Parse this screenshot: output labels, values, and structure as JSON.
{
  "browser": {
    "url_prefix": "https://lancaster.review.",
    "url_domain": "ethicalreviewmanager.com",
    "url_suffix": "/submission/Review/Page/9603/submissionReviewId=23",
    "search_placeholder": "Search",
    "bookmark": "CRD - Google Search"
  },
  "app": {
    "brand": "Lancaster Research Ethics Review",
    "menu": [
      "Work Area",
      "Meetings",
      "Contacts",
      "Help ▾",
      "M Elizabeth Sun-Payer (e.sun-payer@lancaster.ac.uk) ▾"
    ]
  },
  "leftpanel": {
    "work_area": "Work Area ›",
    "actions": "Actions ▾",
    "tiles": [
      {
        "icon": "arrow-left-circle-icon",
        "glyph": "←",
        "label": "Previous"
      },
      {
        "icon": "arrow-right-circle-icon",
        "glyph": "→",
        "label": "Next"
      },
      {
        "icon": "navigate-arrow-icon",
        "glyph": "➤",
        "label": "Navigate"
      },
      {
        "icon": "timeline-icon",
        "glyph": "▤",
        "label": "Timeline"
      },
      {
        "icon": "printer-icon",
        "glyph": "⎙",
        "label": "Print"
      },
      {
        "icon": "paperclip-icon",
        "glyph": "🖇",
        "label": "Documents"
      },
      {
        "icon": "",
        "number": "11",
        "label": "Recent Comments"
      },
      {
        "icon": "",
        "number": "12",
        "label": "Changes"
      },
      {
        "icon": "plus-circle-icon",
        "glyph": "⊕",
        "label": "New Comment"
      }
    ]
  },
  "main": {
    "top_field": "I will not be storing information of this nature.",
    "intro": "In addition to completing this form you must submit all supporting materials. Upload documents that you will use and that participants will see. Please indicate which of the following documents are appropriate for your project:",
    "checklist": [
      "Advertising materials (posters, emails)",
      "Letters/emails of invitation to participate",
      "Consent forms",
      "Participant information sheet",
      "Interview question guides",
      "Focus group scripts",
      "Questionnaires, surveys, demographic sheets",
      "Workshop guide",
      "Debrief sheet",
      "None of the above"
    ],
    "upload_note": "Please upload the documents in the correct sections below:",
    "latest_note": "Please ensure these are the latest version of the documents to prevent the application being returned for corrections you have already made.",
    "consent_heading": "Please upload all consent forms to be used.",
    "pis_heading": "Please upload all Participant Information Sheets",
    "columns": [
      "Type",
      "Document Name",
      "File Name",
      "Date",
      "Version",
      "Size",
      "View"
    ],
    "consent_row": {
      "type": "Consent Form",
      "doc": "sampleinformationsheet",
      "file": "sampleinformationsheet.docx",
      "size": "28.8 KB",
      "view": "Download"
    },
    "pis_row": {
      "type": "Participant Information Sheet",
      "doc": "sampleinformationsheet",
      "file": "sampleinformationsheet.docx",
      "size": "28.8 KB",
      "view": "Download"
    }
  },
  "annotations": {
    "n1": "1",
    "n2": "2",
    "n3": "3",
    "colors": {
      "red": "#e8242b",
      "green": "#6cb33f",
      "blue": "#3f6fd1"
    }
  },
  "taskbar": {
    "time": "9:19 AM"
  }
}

__Set task__
Print all the data exactly.

__Response for this exercise__
Parse this screenshot: output labels, values, and structure as JSON.
{
  "browser": {
    "url_prefix": "https://lancaster.review.",
    "url_domain": "ethicalreviewmanager.com",
    "url_suffix": "/submission/Review/Page/9603/submissionReviewId=23",
    "search_placeholder": "Search",
    "bookmark": "CRD - Google Search"
  },
  "app": {
    "brand": "Lancaster Research Ethics Review",
    "menu": [
      "Work Area",
      "Meetings",
      "Contacts",
      "Help ▾",
      "M Elizabeth Sun-Payer (e.sun-payer@lancaster.ac.uk) ▾"
    ]
  },
  "leftpanel": {
    "work_area": "Work Area ›",
    "actions": "Actions ▾",
    "tiles": [
      {
        "icon": "arrow-left-circle-icon",
        "glyph": "←",
        "label": "Previous"
      },
      {
        "icon": "arrow-right-circle-icon",
        "glyph": "→",
        "label": "Next"
      },
      {
        "icon": "navigate-arrow-icon",
        "glyph": "➤",
        "label": "Navigate"
      },
      {
        "icon": "timeline-icon",
        "glyph": "▤",
        "label": "Timeline"
      },
      {
        "icon": "printer-icon",
        "glyph": "⎙",
        "label": "Print"
      },
      {
        "icon": "paperclip-icon",
        "glyph": "🖇",
        "label": "Documents"
      },
      {
        "icon": "",
        "number": "11",
        "label": "Recent Comments"
      },
      {
        "icon": "",
        "number": "12",
        "label": "Changes"
      },
      {
        "icon": "plus-circle-icon",
        "glyph": "⊕",
        "label": "New Comment"
      }
    ]
  },
  "main": {
    "top_field": "I will not be storing information of this nature.",
    "intro": "In addition to completing this form you must submit all supporting materials. Upload documents that you will use and that participants will see. Please indicate which of the following documents are appropriate for your project:",
    "checklist": [
      "Advertising materials (posters, emails)",
      "Letters/emails of invitation to participate",
      "Consent forms",
      "Participant information sheet",
      "Interview question guides",
      "Focus group scripts",
      "Questionnaires, surveys, demographic sheets",
      "Workshop guide",
      "Debrief sheet",
      "None of the above"
    ],
    "upload_note": "Please upload the documents in the correct sections below:",
    "latest_note": "Please ensure these are the latest version of the documents to prevent the application being returned for corrections you have already made.",
    "consent_heading": "Please upload all consent forms to be used.",
    "pis_heading": "Please upload all Participant Information Sheets",
    "columns": [
      "Type",
      "Document Name",
      "File Name",
      "Date",
      "Version",
      "Size",
      "View"
    ],
    "consent_row": {
      "type": "Consent Form",
      "doc": "sampleinformationsheet",
      "file": "sampleinformationsheet.docx",
      "size": "28.8 KB",
      "view": "Download"
    },
    "pis_row": {
      "type": "Participant Information Sheet",
      "doc": "sampleinformationsheet",
      "file": "sampleinformationsheet.docx",
      "size": "28.8 KB",
      "view": "Download"
    }
  },
  "annotations": {
    "n1": "1",
    "n2": "2",
    "n3": "3",
    "colors": {
      "red": "#e8242b",
      "green": "#6cb33f",
      "blue": "#3f6fd1"
    }
  },
  "taskbar": {
    "time": "9:19 AM"
  }
}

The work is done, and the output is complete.